# [THE EXERCISE]
Scan the entries below and count the lines holding the string "Float". Supply only the number.

# [RECORD EXTRACTS]
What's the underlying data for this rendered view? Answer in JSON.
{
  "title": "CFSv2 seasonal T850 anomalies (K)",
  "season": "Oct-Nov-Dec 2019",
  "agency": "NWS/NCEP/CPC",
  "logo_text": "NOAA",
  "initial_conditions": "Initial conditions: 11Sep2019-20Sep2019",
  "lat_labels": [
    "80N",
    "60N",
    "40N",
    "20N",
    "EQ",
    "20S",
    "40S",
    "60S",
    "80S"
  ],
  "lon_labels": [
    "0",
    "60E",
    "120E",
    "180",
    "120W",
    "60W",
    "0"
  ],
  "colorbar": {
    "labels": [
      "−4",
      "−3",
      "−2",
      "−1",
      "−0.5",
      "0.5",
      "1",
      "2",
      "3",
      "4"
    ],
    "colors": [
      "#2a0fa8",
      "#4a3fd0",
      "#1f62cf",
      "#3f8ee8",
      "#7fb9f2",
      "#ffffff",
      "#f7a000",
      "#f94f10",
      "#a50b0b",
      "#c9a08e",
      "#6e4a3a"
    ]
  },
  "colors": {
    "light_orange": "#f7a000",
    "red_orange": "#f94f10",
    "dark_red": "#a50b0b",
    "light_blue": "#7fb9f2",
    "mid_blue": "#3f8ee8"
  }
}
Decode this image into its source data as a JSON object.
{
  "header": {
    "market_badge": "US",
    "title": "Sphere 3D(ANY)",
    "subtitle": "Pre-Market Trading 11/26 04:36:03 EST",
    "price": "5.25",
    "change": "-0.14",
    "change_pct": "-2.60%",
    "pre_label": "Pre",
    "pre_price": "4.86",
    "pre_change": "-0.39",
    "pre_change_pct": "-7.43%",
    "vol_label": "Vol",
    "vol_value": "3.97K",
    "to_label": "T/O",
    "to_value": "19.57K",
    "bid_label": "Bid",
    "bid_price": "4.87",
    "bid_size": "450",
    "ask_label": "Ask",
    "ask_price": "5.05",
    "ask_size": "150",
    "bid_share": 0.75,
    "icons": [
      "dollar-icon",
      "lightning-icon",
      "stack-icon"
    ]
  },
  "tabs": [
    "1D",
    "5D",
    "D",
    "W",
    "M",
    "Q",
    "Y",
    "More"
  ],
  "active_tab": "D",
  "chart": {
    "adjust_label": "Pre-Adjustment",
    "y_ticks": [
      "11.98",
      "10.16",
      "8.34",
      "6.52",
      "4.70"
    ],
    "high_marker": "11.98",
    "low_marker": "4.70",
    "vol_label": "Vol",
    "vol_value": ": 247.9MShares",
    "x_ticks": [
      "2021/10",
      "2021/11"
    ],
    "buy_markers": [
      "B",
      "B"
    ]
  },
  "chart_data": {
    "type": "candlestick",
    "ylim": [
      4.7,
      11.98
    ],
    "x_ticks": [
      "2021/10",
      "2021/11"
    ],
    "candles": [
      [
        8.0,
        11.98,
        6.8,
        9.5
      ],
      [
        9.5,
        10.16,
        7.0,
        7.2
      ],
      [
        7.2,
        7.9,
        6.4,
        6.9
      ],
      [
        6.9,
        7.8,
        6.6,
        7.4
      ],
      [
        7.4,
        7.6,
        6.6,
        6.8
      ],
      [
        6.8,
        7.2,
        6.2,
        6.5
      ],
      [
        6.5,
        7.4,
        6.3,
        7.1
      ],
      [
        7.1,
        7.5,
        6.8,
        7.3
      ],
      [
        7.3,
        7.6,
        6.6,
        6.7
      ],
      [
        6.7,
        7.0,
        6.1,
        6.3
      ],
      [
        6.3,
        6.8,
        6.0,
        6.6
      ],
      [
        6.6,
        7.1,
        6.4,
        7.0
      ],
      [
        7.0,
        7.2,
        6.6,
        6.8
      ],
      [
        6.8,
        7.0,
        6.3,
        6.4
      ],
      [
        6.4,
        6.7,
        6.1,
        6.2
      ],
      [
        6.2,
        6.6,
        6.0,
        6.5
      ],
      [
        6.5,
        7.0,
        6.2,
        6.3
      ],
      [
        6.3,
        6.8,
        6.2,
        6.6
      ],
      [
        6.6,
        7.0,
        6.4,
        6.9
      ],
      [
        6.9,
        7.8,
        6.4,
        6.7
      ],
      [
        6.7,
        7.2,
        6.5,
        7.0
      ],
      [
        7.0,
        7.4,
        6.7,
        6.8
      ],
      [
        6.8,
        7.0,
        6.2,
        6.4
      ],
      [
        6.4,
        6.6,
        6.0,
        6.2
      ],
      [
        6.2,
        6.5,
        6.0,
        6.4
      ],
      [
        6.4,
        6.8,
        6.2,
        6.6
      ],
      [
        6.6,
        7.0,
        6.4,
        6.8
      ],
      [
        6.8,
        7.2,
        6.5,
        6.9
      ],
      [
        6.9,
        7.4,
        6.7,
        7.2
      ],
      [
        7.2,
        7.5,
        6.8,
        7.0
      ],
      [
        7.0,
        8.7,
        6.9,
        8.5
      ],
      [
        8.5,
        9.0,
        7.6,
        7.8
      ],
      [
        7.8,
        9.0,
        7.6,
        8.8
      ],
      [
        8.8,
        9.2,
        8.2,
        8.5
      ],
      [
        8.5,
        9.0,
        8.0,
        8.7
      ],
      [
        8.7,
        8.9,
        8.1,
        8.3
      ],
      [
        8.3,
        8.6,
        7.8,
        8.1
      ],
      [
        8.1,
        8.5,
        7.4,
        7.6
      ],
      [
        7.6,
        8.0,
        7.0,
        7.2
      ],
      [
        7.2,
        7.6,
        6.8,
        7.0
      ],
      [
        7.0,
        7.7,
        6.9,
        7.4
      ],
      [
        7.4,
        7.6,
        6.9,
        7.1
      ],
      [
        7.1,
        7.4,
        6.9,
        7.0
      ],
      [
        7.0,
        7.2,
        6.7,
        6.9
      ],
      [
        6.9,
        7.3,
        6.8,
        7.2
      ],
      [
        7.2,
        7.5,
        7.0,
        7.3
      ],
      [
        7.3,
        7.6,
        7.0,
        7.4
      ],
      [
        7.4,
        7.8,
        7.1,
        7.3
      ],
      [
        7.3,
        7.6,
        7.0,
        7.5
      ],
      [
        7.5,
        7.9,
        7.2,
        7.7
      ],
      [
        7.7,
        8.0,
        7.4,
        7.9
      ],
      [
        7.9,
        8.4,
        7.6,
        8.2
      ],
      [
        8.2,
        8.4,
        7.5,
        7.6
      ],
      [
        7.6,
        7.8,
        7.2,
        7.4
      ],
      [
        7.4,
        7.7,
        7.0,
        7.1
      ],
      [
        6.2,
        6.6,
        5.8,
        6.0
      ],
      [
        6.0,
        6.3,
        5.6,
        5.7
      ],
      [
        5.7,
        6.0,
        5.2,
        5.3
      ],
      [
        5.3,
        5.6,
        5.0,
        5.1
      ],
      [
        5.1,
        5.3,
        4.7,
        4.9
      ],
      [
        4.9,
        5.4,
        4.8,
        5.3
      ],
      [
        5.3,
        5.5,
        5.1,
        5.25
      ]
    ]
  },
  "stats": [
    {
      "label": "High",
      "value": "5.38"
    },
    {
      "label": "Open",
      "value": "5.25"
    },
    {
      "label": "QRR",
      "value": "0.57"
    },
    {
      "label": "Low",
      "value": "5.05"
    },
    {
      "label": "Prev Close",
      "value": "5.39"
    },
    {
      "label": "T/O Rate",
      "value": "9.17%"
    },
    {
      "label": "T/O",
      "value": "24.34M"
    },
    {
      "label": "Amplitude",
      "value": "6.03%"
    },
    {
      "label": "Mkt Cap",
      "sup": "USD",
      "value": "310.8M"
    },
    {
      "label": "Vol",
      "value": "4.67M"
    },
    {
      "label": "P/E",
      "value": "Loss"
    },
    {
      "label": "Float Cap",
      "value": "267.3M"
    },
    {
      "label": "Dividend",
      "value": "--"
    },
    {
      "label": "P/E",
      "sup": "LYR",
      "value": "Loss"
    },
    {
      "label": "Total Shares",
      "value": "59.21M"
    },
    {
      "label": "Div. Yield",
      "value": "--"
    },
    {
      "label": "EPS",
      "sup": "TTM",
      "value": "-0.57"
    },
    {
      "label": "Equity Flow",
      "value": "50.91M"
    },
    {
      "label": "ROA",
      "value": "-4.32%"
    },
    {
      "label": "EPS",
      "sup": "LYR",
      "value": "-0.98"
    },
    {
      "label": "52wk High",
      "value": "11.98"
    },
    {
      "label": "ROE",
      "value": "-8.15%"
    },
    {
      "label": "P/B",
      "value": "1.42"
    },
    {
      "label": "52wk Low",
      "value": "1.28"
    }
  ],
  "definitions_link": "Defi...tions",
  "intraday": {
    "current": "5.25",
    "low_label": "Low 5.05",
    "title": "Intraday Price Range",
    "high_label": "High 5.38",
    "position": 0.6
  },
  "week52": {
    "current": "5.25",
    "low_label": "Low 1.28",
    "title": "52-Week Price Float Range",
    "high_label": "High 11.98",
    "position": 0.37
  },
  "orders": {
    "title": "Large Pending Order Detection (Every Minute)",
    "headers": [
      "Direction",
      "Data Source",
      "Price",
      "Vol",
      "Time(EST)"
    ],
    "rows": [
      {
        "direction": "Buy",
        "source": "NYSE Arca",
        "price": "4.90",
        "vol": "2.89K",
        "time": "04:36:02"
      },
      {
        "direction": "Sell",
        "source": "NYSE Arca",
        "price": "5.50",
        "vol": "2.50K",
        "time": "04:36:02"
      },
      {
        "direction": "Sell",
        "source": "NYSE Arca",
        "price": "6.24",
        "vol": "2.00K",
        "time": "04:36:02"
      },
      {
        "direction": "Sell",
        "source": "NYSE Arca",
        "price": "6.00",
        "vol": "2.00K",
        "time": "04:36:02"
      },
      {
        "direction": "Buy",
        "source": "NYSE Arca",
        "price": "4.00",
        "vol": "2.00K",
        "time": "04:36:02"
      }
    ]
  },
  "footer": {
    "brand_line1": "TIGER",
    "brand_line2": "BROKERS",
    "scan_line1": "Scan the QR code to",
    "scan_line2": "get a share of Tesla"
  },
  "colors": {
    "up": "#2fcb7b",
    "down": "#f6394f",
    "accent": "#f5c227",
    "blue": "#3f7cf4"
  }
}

# [THE COMPLETED TASK]
2